▶ What is asked:
Repeat each record below exactly, dropping the pictures.

— Begin Supplied information —

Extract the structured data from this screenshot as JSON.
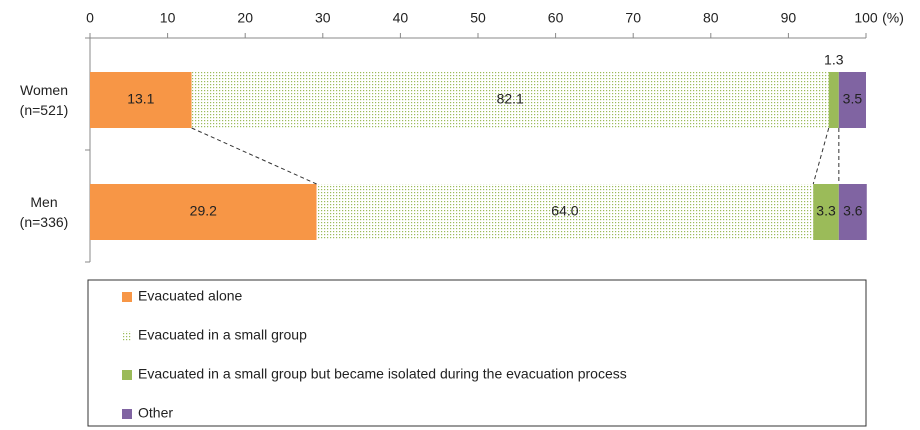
{
  "chart_data": {
    "type": "stacked-hbar",
    "x_label": "(%)",
    "categories": [
      "Women\n(n=521)",
      "Men\n(n=336)"
    ],
    "series": [
      {
        "name": "Evacuated alone",
        "color": "#f79646",
        "values": [
          13.1,
          29.2
        ]
      },
      {
        "name": "Evacuated in a small group",
        "color": "#9bbb59",
        "pattern": "dots",
        "values": [
          82.1,
          64.0
        ],
        "value_labels": [
          "82.1",
          "64.0"
        ]
      },
      {
        "name": "Evacuated in a small group but became isolated during the evacuation process",
        "color": "#9bbb59",
        "values": [
          1.3,
          3.3
        ]
      },
      {
        "name": "Other",
        "color": "#8064a2",
        "values": [
          3.5,
          3.6
        ]
      }
    ],
    "xlim": [
      0,
      100
    ],
    "xticks": [
      0,
      10,
      20,
      30,
      40,
      50,
      60,
      70,
      80,
      90,
      100
    ]
  }
}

— End Supplied information —

▶ Exercise answer:
Extract the structured data from this screenshot as JSON.
{
  "chart_data": {
    "type": "stacked-hbar",
    "x_label": "(%)",
    "categories": [
      "Women\n(n=521)",
      "Men\n(n=336)"
    ],
    "series": [
      {
        "name": "Evacuated alone",
        "color": "#f79646",
        "values": [
          13.1,
          29.2
        ]
      },
      {
        "name": "Evacuated in a small group",
        "color": "#9bbb59",
        "pattern": "dots",
        "values": [
          82.1,
          64.0
        ],
        "value_labels": [
          "82.1",
          "64.0"
        ]
      },
      {
        "name": "Evacuated in a small group but became isolated during the evacuation process",
        "color": "#9bbb59",
        "values": [
          1.3,
          3.3
        ]
      },
      {
        "name": "Other",
        "color": "#8064a2",
        "values": [
          3.5,
          3.6
        ]
      }
    ],
    "xlim": [
      0,
      100
    ],
    "xticks": [
      0,
      10,
      20,
      30,
      40,
      50,
      60,
      70,
      80,
      90,
      100
    ]
  }
}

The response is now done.